(Listing)
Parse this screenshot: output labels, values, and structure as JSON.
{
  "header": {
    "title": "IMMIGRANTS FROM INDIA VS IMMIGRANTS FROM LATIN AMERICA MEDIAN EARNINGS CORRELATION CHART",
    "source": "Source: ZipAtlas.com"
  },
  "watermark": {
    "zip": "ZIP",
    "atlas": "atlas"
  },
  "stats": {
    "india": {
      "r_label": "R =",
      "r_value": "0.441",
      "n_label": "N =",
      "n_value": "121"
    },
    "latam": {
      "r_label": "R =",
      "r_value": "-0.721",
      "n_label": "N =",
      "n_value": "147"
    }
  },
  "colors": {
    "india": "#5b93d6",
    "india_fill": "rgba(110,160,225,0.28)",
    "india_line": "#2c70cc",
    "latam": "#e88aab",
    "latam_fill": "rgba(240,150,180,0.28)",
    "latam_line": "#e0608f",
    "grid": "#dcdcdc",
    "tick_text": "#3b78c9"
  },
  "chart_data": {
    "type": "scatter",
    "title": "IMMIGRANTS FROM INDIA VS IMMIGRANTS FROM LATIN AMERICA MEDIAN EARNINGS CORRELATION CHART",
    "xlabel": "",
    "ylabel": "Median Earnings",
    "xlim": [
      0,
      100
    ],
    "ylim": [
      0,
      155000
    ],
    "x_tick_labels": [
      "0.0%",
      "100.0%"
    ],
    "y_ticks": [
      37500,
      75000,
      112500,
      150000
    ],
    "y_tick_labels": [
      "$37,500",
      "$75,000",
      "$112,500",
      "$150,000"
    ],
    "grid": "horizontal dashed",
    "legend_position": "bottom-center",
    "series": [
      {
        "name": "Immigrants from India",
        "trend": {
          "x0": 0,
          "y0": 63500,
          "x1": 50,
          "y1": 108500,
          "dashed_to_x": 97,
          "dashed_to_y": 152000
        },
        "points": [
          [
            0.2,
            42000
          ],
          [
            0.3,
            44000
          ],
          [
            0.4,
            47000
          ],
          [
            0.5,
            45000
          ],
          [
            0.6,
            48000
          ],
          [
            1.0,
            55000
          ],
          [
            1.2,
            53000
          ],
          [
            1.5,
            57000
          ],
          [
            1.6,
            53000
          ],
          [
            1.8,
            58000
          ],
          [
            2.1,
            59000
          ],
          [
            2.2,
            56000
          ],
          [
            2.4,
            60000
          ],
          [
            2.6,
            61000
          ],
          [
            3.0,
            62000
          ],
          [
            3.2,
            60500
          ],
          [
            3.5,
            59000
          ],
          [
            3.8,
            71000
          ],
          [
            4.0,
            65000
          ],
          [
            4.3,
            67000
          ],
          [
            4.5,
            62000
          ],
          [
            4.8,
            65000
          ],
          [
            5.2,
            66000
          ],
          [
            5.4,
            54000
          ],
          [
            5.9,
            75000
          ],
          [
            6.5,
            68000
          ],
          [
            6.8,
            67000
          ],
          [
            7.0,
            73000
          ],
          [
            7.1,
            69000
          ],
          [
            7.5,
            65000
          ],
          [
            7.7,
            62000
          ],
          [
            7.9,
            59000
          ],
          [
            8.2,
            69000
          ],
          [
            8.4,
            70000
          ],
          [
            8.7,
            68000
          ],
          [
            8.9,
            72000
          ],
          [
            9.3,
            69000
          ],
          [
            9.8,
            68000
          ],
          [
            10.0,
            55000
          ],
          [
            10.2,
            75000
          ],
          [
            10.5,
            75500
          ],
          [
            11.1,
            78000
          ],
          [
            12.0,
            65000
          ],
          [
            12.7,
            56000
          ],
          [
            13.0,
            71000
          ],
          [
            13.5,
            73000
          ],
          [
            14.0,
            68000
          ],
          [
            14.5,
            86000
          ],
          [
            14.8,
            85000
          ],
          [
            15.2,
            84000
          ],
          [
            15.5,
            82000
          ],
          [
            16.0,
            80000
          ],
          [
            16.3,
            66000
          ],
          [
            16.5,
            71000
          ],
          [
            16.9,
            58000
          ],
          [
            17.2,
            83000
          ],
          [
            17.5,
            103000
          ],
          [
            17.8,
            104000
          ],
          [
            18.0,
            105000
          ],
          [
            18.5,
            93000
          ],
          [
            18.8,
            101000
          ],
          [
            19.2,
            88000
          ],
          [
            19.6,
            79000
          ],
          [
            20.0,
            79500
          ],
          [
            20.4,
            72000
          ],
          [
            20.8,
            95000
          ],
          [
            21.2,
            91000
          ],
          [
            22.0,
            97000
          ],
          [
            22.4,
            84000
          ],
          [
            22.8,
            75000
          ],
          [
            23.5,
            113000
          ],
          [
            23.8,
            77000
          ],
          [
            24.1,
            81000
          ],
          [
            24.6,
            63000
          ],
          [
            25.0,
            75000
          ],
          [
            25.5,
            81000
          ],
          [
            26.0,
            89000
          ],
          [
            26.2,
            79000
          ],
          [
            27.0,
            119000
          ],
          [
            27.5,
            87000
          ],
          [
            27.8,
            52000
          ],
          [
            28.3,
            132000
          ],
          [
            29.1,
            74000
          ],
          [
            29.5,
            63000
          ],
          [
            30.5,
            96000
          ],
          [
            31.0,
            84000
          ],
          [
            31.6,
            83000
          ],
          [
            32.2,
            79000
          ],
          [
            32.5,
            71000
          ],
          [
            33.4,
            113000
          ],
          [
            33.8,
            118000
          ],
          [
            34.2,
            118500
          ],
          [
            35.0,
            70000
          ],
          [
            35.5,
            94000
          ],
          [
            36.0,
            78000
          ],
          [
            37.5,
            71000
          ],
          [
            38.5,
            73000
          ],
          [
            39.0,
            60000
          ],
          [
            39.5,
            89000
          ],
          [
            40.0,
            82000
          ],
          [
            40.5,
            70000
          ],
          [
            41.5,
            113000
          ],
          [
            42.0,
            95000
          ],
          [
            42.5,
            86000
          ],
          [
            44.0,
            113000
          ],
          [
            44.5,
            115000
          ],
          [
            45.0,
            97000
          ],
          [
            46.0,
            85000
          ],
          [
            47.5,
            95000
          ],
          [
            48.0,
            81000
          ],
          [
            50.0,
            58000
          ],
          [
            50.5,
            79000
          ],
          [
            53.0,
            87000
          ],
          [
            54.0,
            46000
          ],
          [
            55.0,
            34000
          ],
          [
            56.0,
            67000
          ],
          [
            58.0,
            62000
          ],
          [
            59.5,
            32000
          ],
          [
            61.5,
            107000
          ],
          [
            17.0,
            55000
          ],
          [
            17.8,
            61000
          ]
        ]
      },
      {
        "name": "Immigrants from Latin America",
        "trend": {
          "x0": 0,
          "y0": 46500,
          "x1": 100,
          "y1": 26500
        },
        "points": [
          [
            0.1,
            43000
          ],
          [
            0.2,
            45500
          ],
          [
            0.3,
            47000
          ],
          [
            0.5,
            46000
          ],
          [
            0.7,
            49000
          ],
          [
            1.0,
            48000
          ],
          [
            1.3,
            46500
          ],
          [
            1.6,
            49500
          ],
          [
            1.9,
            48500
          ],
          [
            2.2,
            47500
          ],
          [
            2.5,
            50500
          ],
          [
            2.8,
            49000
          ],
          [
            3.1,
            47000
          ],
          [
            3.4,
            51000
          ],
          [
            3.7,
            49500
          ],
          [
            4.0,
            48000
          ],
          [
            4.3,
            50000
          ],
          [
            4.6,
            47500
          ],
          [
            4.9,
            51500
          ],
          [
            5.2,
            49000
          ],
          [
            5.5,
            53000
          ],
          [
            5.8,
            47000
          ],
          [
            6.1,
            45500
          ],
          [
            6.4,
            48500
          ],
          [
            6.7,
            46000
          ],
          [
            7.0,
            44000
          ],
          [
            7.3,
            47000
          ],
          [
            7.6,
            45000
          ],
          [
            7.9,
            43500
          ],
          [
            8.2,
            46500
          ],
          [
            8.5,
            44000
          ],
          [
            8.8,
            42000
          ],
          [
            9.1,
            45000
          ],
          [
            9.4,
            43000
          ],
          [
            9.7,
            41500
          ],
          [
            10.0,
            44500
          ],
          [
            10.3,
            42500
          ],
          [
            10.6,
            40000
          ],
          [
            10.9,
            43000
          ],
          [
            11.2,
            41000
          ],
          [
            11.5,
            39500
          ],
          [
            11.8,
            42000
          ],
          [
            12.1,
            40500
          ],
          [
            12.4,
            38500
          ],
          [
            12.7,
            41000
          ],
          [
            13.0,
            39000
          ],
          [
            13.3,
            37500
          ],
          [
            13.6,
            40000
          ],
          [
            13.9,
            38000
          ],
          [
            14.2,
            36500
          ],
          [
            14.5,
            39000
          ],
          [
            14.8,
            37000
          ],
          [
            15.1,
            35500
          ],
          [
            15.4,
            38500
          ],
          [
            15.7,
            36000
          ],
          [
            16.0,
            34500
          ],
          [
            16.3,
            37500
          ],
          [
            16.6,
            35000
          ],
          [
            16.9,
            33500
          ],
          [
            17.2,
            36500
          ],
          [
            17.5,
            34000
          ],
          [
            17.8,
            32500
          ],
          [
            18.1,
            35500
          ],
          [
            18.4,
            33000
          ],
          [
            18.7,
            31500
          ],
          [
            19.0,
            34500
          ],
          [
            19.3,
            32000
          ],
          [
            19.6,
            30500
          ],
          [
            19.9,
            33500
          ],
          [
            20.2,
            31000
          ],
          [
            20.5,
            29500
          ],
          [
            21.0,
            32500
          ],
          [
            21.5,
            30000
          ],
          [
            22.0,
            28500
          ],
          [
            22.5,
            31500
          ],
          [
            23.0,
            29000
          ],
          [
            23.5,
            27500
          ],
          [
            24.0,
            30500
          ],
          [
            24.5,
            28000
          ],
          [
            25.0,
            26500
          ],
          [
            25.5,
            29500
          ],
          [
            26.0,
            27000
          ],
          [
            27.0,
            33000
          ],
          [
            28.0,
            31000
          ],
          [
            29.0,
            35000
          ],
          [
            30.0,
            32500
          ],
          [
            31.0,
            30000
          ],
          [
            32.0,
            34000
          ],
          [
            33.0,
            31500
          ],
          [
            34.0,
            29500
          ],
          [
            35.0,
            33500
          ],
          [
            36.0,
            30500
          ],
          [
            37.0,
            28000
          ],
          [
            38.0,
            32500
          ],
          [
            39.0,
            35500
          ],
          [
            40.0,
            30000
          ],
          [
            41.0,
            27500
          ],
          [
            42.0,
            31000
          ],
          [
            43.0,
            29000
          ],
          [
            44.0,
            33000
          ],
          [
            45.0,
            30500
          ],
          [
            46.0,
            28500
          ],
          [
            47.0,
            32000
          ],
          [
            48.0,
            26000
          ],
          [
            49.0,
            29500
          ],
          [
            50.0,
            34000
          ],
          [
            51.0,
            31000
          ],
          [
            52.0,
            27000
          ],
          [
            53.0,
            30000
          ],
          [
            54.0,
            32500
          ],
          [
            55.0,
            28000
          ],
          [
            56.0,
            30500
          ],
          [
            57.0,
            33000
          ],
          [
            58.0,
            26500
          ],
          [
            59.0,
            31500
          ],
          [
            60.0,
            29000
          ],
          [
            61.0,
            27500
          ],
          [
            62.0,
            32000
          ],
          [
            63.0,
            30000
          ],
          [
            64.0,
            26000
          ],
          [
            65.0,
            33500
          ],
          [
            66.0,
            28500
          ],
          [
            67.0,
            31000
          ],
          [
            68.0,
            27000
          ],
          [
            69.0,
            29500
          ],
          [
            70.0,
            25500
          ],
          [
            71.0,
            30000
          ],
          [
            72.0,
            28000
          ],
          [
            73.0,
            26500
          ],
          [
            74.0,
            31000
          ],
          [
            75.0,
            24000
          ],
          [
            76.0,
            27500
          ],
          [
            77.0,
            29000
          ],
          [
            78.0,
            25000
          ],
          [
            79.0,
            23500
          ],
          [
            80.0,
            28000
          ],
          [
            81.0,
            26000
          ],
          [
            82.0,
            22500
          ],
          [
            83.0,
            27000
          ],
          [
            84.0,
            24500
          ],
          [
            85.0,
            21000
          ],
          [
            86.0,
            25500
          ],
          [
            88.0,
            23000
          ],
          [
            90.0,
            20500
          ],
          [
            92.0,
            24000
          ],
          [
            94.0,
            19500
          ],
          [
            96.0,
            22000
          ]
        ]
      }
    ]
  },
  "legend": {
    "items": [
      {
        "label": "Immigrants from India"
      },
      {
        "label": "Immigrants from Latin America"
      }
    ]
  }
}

(Short problem) Which lines hold the word "name"? Copy every one of them.

(Written response)
        "name": "Immigrants from India",
        "name": "Immigrants from Latin America",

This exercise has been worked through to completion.